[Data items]
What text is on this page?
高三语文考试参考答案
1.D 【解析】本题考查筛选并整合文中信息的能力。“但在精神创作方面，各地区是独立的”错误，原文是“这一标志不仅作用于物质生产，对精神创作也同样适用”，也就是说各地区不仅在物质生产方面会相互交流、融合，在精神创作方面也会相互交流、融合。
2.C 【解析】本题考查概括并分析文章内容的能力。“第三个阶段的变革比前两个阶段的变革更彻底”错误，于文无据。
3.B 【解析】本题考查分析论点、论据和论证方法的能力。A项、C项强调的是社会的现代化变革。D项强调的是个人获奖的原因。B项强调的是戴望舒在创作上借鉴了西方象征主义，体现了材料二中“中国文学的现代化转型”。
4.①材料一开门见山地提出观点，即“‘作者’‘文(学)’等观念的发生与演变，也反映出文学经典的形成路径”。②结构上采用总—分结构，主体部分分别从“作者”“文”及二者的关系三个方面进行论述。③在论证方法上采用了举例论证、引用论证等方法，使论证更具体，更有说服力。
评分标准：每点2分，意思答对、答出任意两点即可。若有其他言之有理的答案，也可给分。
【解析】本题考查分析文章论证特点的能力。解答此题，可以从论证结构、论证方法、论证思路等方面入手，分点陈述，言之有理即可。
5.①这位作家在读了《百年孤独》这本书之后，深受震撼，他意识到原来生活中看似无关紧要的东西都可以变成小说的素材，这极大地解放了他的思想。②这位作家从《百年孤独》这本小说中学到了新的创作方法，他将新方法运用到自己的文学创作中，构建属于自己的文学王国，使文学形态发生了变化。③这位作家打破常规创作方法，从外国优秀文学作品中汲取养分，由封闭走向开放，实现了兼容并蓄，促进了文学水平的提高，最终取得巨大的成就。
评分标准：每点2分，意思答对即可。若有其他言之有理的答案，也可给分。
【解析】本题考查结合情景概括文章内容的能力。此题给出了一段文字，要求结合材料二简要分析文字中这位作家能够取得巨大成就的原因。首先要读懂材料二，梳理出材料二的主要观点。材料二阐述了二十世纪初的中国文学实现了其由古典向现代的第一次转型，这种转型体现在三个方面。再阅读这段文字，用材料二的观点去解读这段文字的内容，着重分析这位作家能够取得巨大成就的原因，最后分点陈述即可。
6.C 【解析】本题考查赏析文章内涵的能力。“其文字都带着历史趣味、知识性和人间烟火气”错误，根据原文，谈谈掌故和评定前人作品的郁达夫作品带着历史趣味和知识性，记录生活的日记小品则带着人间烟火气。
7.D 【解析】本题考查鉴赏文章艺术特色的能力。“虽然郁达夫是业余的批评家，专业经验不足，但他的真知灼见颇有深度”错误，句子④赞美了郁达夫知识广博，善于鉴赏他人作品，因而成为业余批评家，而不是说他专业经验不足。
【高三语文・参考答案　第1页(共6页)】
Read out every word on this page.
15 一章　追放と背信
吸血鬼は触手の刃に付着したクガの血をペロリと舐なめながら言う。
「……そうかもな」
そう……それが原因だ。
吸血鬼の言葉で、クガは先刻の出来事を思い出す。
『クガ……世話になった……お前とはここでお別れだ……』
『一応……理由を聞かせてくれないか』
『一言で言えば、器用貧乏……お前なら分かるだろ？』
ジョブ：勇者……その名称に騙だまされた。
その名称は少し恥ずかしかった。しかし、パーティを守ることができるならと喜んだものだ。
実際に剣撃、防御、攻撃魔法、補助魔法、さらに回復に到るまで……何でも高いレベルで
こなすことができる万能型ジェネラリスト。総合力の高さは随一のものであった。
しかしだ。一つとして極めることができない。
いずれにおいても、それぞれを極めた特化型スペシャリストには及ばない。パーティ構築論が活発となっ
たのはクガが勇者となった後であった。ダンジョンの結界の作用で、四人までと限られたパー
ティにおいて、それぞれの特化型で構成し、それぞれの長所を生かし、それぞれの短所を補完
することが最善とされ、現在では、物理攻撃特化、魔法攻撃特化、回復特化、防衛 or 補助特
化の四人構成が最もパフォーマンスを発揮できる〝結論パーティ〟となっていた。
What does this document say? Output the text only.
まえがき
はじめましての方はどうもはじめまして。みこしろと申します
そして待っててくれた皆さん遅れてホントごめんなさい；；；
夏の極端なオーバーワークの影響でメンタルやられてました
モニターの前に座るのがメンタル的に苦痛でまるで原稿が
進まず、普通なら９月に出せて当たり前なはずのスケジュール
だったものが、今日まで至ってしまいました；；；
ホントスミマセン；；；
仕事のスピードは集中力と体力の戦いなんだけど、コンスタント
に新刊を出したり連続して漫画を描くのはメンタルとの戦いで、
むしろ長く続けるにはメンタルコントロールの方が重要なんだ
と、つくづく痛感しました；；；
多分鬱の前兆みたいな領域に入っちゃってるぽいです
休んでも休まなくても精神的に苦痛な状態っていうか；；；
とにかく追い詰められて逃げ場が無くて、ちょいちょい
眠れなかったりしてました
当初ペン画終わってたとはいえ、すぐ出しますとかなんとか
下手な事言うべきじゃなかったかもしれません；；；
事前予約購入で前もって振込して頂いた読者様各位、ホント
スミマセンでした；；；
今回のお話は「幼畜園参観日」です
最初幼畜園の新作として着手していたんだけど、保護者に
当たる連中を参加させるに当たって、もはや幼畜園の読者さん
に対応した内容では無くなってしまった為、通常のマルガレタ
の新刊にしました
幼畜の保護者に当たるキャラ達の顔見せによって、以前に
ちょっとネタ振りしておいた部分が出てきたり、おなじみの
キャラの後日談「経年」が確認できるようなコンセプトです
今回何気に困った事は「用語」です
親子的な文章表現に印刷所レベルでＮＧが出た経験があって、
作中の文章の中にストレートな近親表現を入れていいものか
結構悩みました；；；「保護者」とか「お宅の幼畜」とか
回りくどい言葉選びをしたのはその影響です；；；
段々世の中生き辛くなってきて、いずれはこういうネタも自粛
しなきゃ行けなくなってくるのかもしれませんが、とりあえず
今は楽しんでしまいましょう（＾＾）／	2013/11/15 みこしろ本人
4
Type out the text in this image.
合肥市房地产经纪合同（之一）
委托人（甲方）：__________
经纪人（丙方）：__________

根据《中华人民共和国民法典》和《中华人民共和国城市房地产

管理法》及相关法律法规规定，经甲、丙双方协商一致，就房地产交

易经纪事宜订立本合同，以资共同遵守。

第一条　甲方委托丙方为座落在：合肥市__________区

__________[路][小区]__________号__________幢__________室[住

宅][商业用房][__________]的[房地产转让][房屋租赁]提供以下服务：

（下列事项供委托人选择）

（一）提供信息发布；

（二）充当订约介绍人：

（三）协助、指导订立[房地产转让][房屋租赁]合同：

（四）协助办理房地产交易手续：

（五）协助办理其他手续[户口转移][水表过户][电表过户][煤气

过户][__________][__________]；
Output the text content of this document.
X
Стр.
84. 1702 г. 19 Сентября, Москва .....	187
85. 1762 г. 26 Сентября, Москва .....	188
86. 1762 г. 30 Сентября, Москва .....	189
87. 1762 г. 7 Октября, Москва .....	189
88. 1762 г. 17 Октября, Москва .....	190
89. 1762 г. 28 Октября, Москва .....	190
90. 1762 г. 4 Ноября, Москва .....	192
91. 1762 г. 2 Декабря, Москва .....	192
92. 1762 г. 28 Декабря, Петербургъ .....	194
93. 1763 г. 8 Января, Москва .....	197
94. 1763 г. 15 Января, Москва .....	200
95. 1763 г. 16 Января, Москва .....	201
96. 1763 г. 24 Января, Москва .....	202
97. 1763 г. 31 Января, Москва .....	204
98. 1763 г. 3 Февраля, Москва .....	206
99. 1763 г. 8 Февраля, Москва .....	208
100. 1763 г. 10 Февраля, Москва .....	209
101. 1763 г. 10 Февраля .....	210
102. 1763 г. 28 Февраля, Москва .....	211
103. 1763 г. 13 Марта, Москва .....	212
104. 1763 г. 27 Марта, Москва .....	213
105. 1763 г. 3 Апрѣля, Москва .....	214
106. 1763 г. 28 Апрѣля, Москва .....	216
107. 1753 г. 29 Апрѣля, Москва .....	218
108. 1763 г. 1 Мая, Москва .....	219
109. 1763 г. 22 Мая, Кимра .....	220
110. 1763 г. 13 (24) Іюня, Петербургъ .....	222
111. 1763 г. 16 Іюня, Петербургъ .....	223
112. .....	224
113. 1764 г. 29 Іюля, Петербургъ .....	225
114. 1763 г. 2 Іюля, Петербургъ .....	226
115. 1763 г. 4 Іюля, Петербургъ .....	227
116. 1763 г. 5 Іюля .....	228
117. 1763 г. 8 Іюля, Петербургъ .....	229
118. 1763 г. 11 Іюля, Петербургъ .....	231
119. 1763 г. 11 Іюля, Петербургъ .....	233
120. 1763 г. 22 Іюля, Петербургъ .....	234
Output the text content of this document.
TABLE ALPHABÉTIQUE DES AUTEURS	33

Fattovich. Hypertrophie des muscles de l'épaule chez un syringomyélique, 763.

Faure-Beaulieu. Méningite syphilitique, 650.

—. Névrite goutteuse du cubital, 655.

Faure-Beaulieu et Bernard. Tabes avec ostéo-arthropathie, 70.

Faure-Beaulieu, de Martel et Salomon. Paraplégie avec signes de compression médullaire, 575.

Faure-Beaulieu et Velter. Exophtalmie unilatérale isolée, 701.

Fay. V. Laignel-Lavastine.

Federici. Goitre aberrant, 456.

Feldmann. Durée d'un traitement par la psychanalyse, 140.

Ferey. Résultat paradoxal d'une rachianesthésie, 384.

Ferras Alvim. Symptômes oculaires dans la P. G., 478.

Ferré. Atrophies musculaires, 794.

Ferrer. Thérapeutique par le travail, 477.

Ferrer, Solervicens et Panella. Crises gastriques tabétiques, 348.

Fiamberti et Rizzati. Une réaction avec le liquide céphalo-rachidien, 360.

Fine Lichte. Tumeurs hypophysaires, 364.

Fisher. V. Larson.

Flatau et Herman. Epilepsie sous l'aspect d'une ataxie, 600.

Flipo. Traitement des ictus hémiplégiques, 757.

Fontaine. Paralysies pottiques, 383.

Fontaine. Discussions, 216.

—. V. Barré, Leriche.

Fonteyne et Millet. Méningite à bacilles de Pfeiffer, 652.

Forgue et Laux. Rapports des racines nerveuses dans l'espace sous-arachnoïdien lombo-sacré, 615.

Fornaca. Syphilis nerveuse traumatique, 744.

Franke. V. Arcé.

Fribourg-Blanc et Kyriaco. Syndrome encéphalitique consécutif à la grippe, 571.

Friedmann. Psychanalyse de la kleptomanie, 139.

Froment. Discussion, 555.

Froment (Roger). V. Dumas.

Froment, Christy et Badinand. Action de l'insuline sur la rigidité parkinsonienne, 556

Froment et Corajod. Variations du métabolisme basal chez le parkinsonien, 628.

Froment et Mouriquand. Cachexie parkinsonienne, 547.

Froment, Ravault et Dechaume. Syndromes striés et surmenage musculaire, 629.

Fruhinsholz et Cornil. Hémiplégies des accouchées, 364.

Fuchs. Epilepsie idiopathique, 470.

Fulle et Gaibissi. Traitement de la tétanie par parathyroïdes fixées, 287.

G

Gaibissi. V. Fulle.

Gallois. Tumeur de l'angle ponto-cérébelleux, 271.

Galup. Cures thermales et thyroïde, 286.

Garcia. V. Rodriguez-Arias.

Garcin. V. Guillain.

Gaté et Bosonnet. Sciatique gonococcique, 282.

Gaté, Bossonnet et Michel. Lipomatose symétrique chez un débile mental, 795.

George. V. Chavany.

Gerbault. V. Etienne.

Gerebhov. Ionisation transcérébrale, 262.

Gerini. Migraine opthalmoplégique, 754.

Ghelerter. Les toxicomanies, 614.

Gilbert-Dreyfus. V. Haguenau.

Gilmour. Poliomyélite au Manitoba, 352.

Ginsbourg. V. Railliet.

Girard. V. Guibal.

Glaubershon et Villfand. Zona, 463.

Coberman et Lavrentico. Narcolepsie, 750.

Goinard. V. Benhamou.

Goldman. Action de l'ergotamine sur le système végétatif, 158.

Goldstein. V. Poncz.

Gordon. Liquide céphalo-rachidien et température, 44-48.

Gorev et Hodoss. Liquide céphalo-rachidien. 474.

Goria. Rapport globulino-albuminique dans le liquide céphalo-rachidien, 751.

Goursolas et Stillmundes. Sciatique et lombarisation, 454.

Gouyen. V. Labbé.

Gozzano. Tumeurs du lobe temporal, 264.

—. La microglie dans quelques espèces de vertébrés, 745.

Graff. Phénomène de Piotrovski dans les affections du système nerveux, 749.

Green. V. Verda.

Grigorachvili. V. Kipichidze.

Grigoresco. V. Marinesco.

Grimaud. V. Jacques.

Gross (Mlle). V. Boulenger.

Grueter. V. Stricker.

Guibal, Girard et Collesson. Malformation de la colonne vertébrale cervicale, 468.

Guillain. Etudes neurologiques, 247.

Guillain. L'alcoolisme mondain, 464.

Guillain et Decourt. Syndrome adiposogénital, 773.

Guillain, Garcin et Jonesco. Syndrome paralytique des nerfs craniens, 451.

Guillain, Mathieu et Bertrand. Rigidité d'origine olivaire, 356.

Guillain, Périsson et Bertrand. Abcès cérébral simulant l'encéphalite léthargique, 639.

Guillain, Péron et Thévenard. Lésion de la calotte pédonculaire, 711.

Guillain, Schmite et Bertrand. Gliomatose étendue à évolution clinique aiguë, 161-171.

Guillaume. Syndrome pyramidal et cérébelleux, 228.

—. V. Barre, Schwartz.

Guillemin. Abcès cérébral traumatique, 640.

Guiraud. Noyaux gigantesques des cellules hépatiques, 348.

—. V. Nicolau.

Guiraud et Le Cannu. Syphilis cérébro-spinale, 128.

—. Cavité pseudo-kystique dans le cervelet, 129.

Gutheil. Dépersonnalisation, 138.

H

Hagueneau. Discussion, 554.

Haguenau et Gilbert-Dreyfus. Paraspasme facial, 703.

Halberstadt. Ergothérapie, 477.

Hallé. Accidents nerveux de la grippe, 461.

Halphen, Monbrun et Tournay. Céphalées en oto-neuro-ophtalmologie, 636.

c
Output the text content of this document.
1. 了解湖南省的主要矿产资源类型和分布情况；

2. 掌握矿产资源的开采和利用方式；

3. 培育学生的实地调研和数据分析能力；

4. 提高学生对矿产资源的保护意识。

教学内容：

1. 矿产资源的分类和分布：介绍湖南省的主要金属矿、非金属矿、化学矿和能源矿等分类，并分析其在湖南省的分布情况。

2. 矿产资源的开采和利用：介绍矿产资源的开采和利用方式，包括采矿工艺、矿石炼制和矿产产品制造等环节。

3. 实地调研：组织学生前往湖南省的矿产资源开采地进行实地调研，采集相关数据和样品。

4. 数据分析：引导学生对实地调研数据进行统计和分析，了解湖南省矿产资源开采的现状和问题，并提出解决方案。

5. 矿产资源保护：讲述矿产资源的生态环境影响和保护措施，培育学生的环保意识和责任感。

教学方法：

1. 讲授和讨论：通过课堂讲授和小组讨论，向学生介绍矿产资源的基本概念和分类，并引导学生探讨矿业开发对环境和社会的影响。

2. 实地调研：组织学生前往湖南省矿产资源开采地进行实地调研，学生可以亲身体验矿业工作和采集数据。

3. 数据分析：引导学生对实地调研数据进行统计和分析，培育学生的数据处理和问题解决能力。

What the task asks: Using the data above, copy each line that contains "système".

Task result:
Goldman. Action de l'ergotamine sur le système végétatif, 158.
Graff. Phénomène de Piotrovski dans les affections du système nerveux, 749.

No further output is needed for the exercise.